Problem statement →
Reading the listing below, count the lines that contain the word "Netzwerkanalyse" and give that count alone.

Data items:

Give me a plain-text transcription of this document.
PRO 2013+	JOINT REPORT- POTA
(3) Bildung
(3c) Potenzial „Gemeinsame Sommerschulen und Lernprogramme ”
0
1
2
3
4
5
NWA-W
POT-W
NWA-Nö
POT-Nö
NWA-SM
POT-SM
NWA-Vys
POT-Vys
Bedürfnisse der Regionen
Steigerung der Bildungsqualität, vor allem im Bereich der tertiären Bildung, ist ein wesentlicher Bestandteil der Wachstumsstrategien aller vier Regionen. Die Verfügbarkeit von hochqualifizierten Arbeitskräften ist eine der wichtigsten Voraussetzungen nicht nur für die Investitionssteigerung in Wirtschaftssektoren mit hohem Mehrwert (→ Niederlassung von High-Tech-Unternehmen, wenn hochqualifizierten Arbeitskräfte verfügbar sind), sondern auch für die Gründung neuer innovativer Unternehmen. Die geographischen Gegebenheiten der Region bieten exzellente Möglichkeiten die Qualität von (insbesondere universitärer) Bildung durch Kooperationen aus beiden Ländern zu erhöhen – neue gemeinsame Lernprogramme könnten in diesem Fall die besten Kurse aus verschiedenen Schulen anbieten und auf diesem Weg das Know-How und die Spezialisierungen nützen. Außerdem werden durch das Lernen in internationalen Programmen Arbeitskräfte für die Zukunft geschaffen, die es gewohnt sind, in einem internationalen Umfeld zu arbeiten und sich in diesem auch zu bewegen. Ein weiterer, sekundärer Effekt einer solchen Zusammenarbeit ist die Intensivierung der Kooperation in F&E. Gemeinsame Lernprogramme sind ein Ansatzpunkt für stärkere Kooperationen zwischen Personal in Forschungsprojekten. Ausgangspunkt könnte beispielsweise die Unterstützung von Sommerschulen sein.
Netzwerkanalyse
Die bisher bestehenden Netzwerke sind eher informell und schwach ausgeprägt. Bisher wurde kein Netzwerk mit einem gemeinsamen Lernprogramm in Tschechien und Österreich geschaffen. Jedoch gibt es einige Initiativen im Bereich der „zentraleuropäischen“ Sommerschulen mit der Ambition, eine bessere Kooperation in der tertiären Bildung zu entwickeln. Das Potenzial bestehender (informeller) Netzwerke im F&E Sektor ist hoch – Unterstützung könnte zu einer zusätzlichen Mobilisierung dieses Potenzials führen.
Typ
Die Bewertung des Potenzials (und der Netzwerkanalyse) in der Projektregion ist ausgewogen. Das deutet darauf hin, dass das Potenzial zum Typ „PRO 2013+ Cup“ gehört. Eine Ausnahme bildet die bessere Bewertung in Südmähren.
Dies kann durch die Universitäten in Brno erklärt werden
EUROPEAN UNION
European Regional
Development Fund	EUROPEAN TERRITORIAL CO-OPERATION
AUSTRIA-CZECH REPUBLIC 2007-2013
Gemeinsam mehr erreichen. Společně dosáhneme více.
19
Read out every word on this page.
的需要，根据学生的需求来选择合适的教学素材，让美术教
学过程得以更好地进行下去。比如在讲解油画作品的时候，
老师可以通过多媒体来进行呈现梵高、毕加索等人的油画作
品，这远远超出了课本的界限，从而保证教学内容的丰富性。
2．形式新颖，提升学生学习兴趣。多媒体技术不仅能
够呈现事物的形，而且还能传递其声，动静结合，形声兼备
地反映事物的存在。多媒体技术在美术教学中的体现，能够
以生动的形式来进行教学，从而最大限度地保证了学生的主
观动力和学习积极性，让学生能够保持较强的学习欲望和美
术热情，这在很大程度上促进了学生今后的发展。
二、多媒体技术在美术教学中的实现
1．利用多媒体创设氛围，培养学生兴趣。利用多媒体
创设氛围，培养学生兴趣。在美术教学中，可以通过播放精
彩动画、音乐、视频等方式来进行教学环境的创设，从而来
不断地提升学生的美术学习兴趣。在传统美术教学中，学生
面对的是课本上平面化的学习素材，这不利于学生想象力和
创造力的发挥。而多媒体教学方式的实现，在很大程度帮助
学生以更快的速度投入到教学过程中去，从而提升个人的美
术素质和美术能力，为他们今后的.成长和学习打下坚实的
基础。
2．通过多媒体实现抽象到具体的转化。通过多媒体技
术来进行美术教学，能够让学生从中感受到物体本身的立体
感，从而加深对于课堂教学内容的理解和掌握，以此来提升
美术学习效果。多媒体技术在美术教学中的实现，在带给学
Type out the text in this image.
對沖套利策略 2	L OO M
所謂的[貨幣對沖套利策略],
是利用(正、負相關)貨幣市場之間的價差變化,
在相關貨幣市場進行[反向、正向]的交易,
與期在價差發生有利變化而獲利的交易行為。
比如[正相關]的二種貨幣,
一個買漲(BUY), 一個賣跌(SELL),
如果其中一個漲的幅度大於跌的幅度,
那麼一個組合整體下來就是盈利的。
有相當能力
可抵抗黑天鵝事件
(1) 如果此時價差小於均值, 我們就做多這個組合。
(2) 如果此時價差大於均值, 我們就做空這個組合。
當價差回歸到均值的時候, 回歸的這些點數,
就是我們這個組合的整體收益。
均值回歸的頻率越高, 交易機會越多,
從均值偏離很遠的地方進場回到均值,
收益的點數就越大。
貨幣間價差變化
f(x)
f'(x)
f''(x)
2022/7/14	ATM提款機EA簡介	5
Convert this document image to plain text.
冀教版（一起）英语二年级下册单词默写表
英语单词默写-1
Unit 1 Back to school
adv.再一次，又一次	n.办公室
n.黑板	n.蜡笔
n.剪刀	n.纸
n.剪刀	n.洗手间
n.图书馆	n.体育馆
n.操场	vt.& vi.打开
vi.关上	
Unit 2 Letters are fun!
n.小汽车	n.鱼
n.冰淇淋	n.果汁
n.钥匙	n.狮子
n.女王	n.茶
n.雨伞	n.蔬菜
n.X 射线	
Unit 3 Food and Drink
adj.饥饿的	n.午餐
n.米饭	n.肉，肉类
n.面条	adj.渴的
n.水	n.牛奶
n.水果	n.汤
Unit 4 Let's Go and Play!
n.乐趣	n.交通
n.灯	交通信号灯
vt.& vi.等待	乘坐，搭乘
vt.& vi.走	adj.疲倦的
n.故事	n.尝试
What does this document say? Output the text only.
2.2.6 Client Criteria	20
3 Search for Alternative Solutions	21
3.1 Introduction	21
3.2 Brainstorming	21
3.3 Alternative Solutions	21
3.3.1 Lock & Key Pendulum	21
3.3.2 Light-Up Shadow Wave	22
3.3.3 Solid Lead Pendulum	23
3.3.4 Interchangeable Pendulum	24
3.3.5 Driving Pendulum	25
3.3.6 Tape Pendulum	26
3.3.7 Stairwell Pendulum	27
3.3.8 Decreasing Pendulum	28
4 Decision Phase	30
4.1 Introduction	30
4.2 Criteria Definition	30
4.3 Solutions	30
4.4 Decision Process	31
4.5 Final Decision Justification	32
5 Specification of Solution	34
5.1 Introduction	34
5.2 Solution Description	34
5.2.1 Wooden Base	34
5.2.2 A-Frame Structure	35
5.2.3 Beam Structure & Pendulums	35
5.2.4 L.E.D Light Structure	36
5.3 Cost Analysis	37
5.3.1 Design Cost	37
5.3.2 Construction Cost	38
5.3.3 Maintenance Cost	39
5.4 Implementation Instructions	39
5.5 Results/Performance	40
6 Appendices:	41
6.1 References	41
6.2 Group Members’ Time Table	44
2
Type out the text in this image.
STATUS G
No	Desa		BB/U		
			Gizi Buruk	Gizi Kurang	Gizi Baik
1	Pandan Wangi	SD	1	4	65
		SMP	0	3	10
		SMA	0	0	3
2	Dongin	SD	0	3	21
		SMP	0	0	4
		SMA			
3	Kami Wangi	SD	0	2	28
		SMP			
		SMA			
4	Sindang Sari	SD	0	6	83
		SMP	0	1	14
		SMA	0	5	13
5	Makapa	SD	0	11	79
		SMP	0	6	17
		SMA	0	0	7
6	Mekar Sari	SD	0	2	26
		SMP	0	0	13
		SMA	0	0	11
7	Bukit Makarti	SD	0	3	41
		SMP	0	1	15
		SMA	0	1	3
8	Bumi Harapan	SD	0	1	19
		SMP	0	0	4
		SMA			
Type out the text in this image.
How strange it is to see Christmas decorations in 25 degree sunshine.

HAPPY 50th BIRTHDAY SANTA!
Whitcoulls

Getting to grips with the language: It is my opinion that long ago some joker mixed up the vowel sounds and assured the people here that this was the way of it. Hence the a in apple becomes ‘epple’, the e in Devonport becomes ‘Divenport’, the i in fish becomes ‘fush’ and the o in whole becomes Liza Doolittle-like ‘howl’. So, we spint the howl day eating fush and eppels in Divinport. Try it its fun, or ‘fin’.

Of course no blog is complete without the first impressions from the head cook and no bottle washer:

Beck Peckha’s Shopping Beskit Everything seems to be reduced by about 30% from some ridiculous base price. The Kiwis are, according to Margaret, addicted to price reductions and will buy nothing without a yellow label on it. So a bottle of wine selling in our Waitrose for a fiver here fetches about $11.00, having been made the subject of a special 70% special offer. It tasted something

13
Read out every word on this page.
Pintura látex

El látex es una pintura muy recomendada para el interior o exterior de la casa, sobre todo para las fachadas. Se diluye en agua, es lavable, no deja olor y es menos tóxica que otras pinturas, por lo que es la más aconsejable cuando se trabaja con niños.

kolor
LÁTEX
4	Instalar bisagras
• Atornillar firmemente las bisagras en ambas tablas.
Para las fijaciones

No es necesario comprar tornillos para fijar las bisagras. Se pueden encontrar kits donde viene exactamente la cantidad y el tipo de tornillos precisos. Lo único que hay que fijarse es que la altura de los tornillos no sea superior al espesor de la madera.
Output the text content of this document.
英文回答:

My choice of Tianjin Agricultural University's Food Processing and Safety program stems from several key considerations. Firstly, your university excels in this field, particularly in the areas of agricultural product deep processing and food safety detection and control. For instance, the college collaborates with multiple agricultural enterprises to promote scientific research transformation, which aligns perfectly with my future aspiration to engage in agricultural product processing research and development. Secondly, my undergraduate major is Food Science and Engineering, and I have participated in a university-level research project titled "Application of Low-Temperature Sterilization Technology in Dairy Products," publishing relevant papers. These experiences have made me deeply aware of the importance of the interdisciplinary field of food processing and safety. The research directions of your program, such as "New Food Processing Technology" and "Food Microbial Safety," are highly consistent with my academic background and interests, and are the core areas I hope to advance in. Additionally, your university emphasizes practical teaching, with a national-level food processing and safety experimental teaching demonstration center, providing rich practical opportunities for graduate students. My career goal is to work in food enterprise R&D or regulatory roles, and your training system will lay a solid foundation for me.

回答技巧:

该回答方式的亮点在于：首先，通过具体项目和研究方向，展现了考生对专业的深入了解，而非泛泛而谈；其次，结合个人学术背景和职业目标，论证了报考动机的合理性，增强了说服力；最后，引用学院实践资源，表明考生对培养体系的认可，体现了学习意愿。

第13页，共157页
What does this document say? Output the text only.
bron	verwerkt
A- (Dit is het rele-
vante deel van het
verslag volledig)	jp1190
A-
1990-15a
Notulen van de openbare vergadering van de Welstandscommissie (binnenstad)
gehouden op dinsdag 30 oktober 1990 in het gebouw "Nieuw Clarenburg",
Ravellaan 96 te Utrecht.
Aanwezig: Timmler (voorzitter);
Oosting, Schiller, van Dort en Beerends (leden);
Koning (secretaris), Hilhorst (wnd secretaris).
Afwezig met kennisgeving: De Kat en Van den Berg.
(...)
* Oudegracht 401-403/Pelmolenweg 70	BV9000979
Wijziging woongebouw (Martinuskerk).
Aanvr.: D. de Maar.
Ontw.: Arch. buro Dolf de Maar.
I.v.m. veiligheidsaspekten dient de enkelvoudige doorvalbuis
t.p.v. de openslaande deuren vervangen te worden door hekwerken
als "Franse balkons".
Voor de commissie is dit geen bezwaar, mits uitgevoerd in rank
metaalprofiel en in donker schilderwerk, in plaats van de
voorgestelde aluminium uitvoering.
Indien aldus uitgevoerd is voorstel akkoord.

Reply to the exercise →
2